* Written request *
Sift the listing for lines that hold the string "请根据语境" and pull them out.

* Supplied data *
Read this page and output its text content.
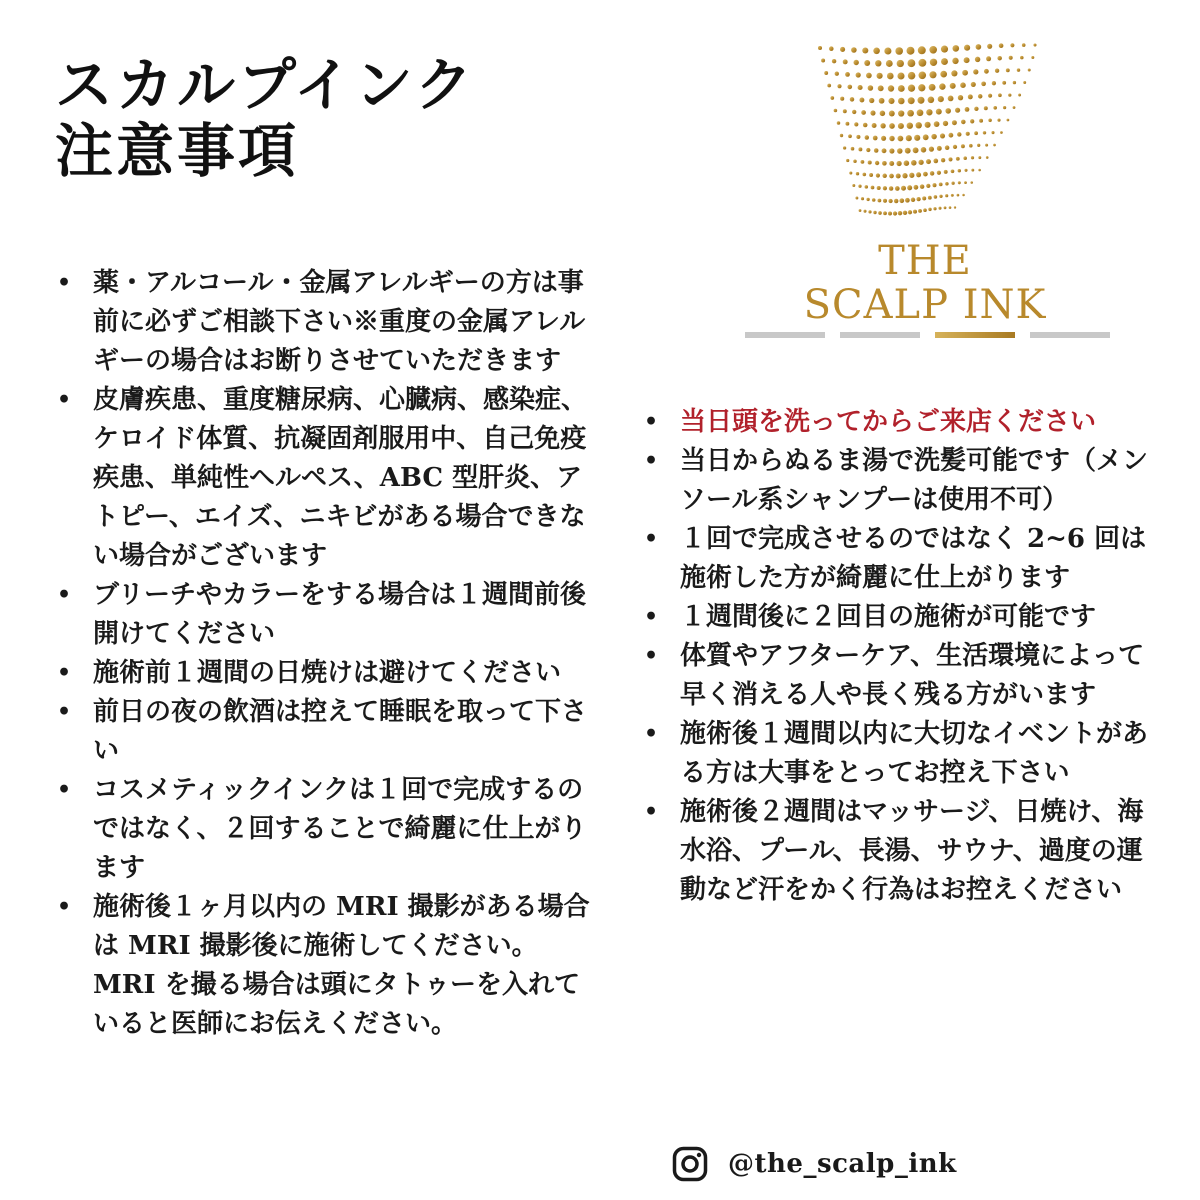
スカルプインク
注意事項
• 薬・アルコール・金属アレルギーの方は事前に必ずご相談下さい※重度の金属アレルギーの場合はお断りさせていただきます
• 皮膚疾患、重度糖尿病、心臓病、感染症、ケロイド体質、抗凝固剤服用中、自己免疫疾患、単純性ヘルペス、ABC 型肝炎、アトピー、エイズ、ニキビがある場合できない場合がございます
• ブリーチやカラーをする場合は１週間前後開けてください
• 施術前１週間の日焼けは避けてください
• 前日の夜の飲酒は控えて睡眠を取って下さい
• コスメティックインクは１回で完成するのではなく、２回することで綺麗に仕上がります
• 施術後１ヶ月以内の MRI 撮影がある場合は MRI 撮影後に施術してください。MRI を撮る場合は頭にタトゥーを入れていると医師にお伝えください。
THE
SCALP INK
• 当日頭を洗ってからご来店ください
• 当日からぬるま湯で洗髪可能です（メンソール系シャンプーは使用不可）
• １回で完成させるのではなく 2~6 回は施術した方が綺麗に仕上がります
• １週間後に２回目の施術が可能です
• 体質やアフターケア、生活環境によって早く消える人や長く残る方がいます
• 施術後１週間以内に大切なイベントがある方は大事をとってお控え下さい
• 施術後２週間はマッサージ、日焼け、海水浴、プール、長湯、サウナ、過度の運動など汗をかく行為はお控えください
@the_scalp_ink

==

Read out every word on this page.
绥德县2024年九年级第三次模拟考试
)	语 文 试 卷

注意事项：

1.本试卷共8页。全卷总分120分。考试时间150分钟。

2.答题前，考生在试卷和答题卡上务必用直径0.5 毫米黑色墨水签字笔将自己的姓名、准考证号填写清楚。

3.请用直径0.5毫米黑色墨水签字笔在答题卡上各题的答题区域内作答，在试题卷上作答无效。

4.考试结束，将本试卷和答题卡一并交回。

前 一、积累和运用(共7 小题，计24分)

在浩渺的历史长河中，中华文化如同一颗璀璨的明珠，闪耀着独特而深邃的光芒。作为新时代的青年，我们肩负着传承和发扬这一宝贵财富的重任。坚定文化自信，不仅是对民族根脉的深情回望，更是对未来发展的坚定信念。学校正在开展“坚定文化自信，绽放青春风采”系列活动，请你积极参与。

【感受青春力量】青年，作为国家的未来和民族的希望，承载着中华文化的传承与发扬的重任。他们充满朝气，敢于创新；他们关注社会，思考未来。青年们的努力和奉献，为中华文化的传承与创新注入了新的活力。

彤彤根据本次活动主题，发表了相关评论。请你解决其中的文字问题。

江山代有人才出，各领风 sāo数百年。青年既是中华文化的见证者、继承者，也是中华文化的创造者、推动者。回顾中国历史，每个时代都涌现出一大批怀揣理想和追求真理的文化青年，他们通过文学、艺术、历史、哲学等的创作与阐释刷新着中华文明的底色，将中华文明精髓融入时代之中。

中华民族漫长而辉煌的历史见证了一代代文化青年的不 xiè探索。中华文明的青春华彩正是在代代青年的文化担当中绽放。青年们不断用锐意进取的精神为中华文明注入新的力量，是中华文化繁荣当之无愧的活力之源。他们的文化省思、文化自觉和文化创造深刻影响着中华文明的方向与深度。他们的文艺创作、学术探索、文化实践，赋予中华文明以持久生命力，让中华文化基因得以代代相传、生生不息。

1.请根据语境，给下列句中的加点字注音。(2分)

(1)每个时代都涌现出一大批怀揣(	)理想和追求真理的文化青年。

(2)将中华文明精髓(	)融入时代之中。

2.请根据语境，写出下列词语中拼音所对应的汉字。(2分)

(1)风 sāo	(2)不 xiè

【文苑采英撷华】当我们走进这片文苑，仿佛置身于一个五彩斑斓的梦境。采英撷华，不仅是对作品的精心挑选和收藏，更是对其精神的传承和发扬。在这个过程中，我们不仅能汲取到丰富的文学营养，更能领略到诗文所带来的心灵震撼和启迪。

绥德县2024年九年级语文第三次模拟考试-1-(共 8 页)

* Response to this task *
1.请根据语境，给下列句中的加点字注音。(2分)
2.请根据语境，写出下列词语中拼音所对应的汉字。(2分)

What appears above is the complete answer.